● **Required work**
Each record below is to be copied word for word, with pictures removed.

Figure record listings
########################################

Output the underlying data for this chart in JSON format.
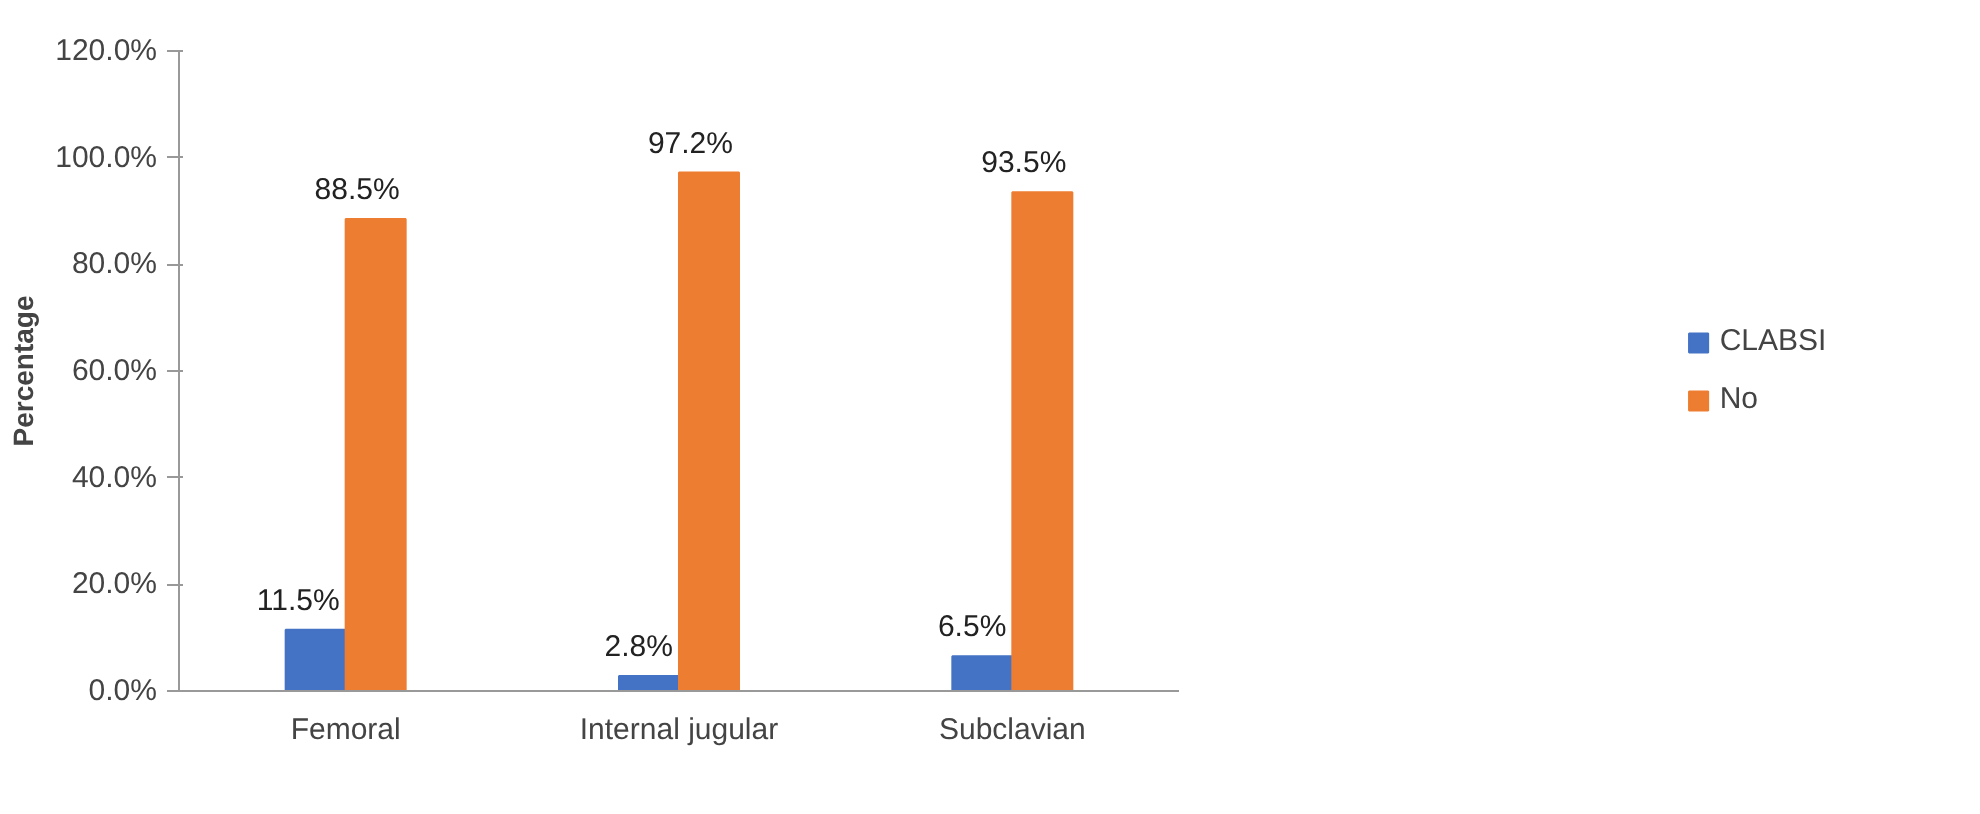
{
  "chart_data": {
    "type": "bar",
    "ylabel": "Percentage",
    "categories": [
      "Femoral",
      "Internal jugular",
      "Subclavian"
    ],
    "series": [
      {
        "name": "CLABSI",
        "color": "#4472c4",
        "values": [
          11.5,
          2.8,
          6.5
        ]
      },
      {
        "name": "No",
        "color": "#ed7d31",
        "values": [
          88.5,
          97.2,
          93.5
        ]
      }
    ],
    "ylim": [
      0,
      120
    ],
    "yticks": [
      {
        "value": 0,
        "label": "0.0%"
      },
      {
        "value": 20,
        "label": "20.0%"
      },
      {
        "value": 40,
        "label": "40.0%"
      },
      {
        "value": 60,
        "label": "60.0%"
      },
      {
        "value": 80,
        "label": "80.0%"
      },
      {
        "value": 100,
        "label": "100.0%"
      },
      {
        "value": 120,
        "label": "120.0%"
      }
    ],
    "value_labels": [
      [
        "11.5%",
        "2.8%",
        "6.5%"
      ],
      [
        "88.5%",
        "97.2%",
        "93.5%"
      ]
    ],
    "grid": false,
    "legend": "right"
  }
}
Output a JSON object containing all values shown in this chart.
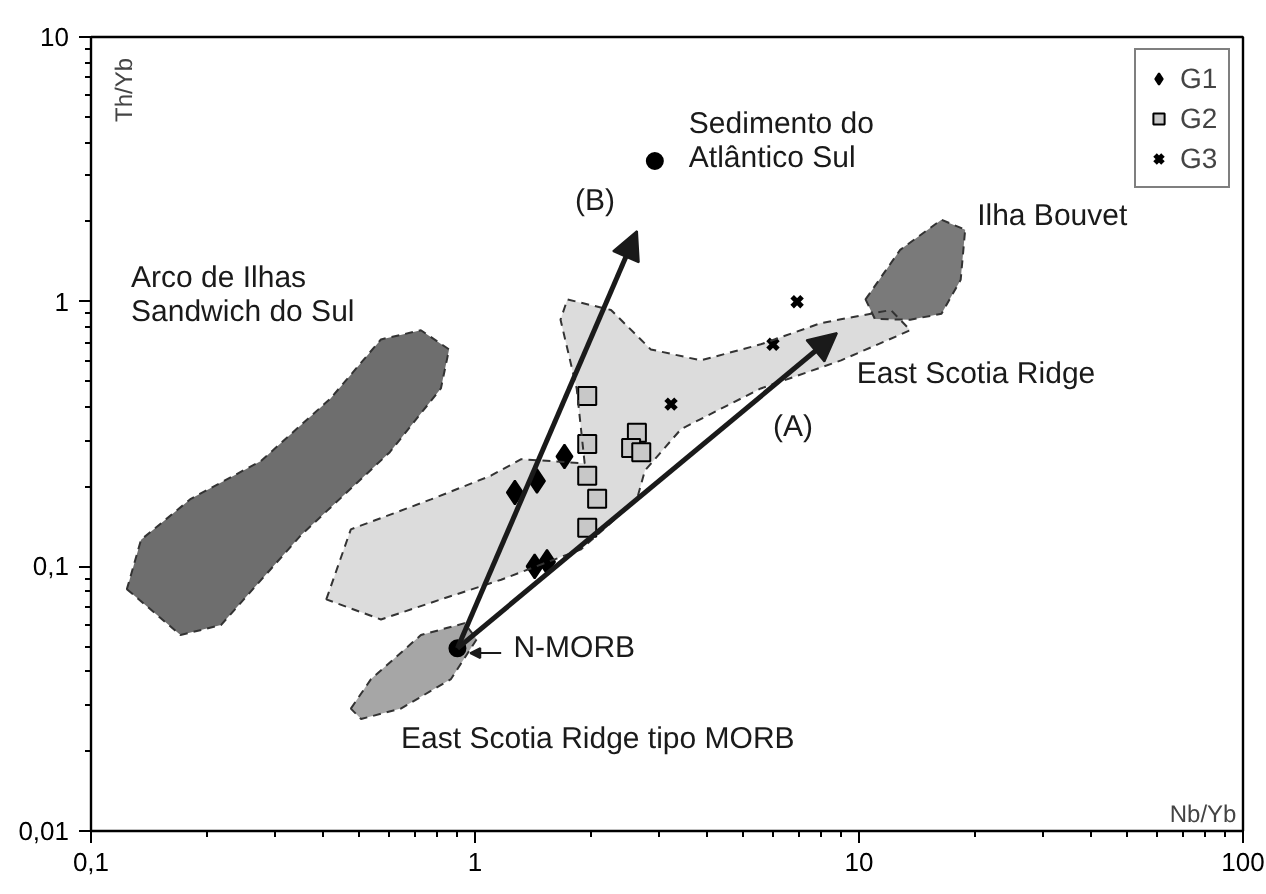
{
  "chart_data": {
    "type": "scatter",
    "xlabel": "Nb/Yb",
    "ylabel": "Th/Yb",
    "log": "xy",
    "grid": false,
    "legend": "top right",
    "xlim": [
      0.1,
      100
    ],
    "ylim": [
      0.01,
      10
    ],
    "xticks": [
      {
        "value": 0.1,
        "label": "0,1"
      },
      1,
      10,
      100
    ],
    "yticks": [
      {
        "value": 0.01,
        "label": "0,01"
      },
      {
        "value": 0.1,
        "label": "0,1"
      },
      1,
      10
    ],
    "series": [
      {
        "type": "area",
        "color": "#6e6e6e",
        "x": [
          0.124,
          0.171,
          0.218,
          0.352,
          0.6,
          0.815,
          0.856,
          0.723,
          0.569,
          0.42,
          0.277,
          0.182,
          0.135
        ],
        "values": [
          0.082,
          0.055,
          0.06,
          0.131,
          0.27,
          0.47,
          0.66,
          0.78,
          0.72,
          0.43,
          0.25,
          0.18,
          0.126
        ]
      },
      {
        "type": "area",
        "name": "East Scotia Ridge",
        "color": "#dcdcdc",
        "x": [
          0.41,
          0.475,
          0.768,
          1.1,
          1.32,
          1.93,
          1.84,
          1.67,
          1.74,
          2.26,
          2.87,
          3.87,
          5.55,
          7.96,
          12.1,
          13.6,
          8.98,
          5.55,
          3.44,
          2.77,
          2.64,
          1.89,
          1.17,
          0.815,
          0.569
        ],
        "values": [
          0.075,
          0.138,
          0.179,
          0.22,
          0.254,
          0.245,
          0.47,
          0.855,
          1.02,
          0.93,
          0.66,
          0.6,
          0.69,
          0.83,
          0.93,
          0.78,
          0.6,
          0.47,
          0.33,
          0.23,
          0.179,
          0.116,
          0.089,
          0.075,
          0.063
        ]
      },
      {
        "type": "area",
        "name": "East Scotia Ridge tipo MORB",
        "color": "#a6a6a6",
        "x": [
          0.475,
          0.536,
          0.723,
          0.94,
          1.01,
          0.866,
          0.641,
          0.505
        ],
        "values": [
          0.029,
          0.0375,
          0.055,
          0.061,
          0.053,
          0.0375,
          0.029,
          0.0265
        ]
      },
      {
        "type": "area",
        "name": "Ilha Bouvet",
        "color": "#7a7a7a",
        "x": [
          10.4,
          12.8,
          16.4,
          18.9,
          18.4,
          16.4,
          13.6,
          11.0
        ],
        "values": [
          1.02,
          1.57,
          2.04,
          1.87,
          1.21,
          0.9,
          0.855,
          0.86
        ]
      },
      {
        "type": "scatter",
        "name": "N-MORB",
        "marker": "circle",
        "color": "#000000",
        "x": [
          0.9
        ],
        "values": [
          0.049
        ]
      },
      {
        "type": "scatter",
        "name": "Sedimento do\nAtlântico Sul",
        "marker": "circle",
        "color": "#000000",
        "x": [
          2.94
        ],
        "values": [
          3.4
        ]
      },
      {
        "name": "G1",
        "marker": "diamond",
        "color": "#000000",
        "x": [
          1.27,
          1.45,
          1.71,
          1.43,
          1.54
        ],
        "values": [
          0.19,
          0.21,
          0.26,
          0.1,
          0.104
        ]
      },
      {
        "name": "G2",
        "marker": "square",
        "color": "#c8c8c8",
        "x": [
          1.96,
          1.96,
          1.96,
          2.08,
          1.96,
          2.64,
          2.55,
          2.71
        ],
        "values": [
          0.44,
          0.29,
          0.22,
          0.18,
          0.14,
          0.32,
          0.28,
          0.27
        ]
      },
      {
        "name": "G3",
        "marker": "cross",
        "color": "#000000",
        "x": [
          3.24,
          5.97,
          6.9
        ],
        "values": [
          0.41,
          0.69,
          1.0
        ]
      }
    ],
    "annotations": [
      "Arco de Ilhas\nSandwich do Sul",
      "(B)",
      "(A)"
    ]
  }
}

########################################

● **Answer to this task**
Output the underlying data for this chart in JSON format.
{
  "chart_data": {
    "type": "bar",
    "ylabel": "Percentage",
    "categories": [
      "Femoral",
      "Internal jugular",
      "Subclavian"
    ],
    "series": [
      {
        "name": "CLABSI",
        "color": "#4472c4",
        "values": [
          11.5,
          2.8,
          6.5
        ]
      },
      {
        "name": "No",
        "color": "#ed7d31",
        "values": [
          88.5,
          97.2,
          93.5
        ]
      }
    ],
    "ylim": [
      0,
      120
    ],
    "yticks": [
      {
        "value": 0,
        "label": "0.0%"
      },
      {
        "value": 20,
        "label": "20.0%"
      },
      {
        "value": 40,
        "label": "40.0%"
      },
      {
        "value": 60,
        "label": "60.0%"
      },
      {
        "value": 80,
        "label": "80.0%"
      },
      {
        "value": 100,
        "label": "100.0%"
      },
      {
        "value": 120,
        "label": "120.0%"
      }
    ],
    "value_labels": [
      [
        "11.5%",
        "2.8%",
        "6.5%"
      ],
      [
        "88.5%",
        "97.2%",
        "93.5%"
      ]
    ],
    "grid": false,
    "legend": "right"
  }
}
Output a JSON object containing all values shown in this chart.
{
  "chart_data": {
    "type": "scatter",
    "xlabel": "Nb/Yb",
    "ylabel": "Th/Yb",
    "log": "xy",
    "grid": false,
    "legend": "top right",
    "xlim": [
      0.1,
      100
    ],
    "ylim": [
      0.01,
      10
    ],
    "xticks": [
      {
        "value": 0.1,
        "label": "0,1"
      },
      1,
      10,
      100
    ],
    "yticks": [
      {
        "value": 0.01,
        "label": "0,01"
      },
      {
        "value": 0.1,
        "label": "0,1"
      },
      1,
      10
    ],
    "series": [
      {
        "type": "area",
        "color": "#6e6e6e",
        "x": [
          0.124,
          0.171,
          0.218,
          0.352,
          0.6,
          0.815,
          0.856,
          0.723,
          0.569,
          0.42,
          0.277,
          0.182,
          0.135
        ],
        "values": [
          0.082,
          0.055,
          0.06,
          0.131,
          0.27,
          0.47,
          0.66,
          0.78,
          0.72,
          0.43,
          0.25,
          0.18,
          0.126
        ]
      },
      {
        "type": "area",
        "name": "East Scotia Ridge",
        "color": "#dcdcdc",
        "x": [
          0.41,
          0.475,
          0.768,
          1.1,
          1.32,
          1.93,
          1.84,
          1.67,
          1.74,
          2.26,
          2.87,
          3.87,
          5.55,
          7.96,
          12.1,
          13.6,
          8.98,
          5.55,
          3.44,
          2.77,
          2.64,
          1.89,
          1.17,
          0.815,
          0.569
        ],
        "values": [
          0.075,
          0.138,
          0.179,
          0.22,
          0.254,
          0.245,
          0.47,
          0.855,
          1.02,
          0.93,
          0.66,
          0.6,
          0.69,
          0.83,
          0.93,
          0.78,
          0.6,
          0.47,
          0.33,
          0.23,
          0.179,
          0.116,
          0.089,
          0.075,
          0.063
        ]
      },
      {
        "type": "area",
        "name": "East Scotia Ridge tipo MORB",
        "color": "#a6a6a6",
        "x": [
          0.475,
          0.536,
          0.723,
          0.94,
          1.01,
          0.866,
          0.641,
          0.505
        ],
        "values": [
          0.029,
          0.0375,
          0.055,
          0.061,
          0.053,
          0.0375,
          0.029,
          0.0265
        ]
      },
      {
        "type": "area",
        "name": "Ilha Bouvet",
        "color": "#7a7a7a",
        "x": [
          10.4,
          12.8,
          16.4,
          18.9,
          18.4,
          16.4,
          13.6,
          11.0
        ],
        "values": [
          1.02,
          1.57,
          2.04,
          1.87,
          1.21,
          0.9,
          0.855,
          0.86
        ]
      },
      {
        "type": "scatter",
        "name": "N-MORB",
        "marker": "circle",
        "color": "#000000",
        "x": [
          0.9
        ],
        "values": [
          0.049
        ]
      },
      {
        "type": "scatter",
        "name": "Sedimento do\nAtlântico Sul",
        "marker": "circle",
        "color": "#000000",
        "x": [
          2.94
        ],
        "values": [
          3.4
        ]
      },
      {
        "name": "G1",
        "marker": "diamond",
        "color": "#000000",
        "x": [
          1.27,
          1.45,
          1.71,
          1.43,
          1.54
        ],
        "values": [
          0.19,
          0.21,
          0.26,
          0.1,
          0.104
        ]
      },
      {
        "name": "G2",
        "marker": "square",
        "color": "#c8c8c8",
        "x": [
          1.96,
          1.96,
          1.96,
          2.08,
          1.96,
          2.64,
          2.55,
          2.71
        ],
        "values": [
          0.44,
          0.29,
          0.22,
          0.18,
          0.14,
          0.32,
          0.28,
          0.27
        ]
      },
      {
        "name": "G3",
        "marker": "cross",
        "color": "#000000",
        "x": [
          3.24,
          5.97,
          6.9
        ],
        "values": [
          0.41,
          0.69,
          1.0
        ]
      }
    ],
    "annotations": [
      "Arco de Ilhas\nSandwich do Sul",
      "(B)",
      "(A)"
    ]
  }
}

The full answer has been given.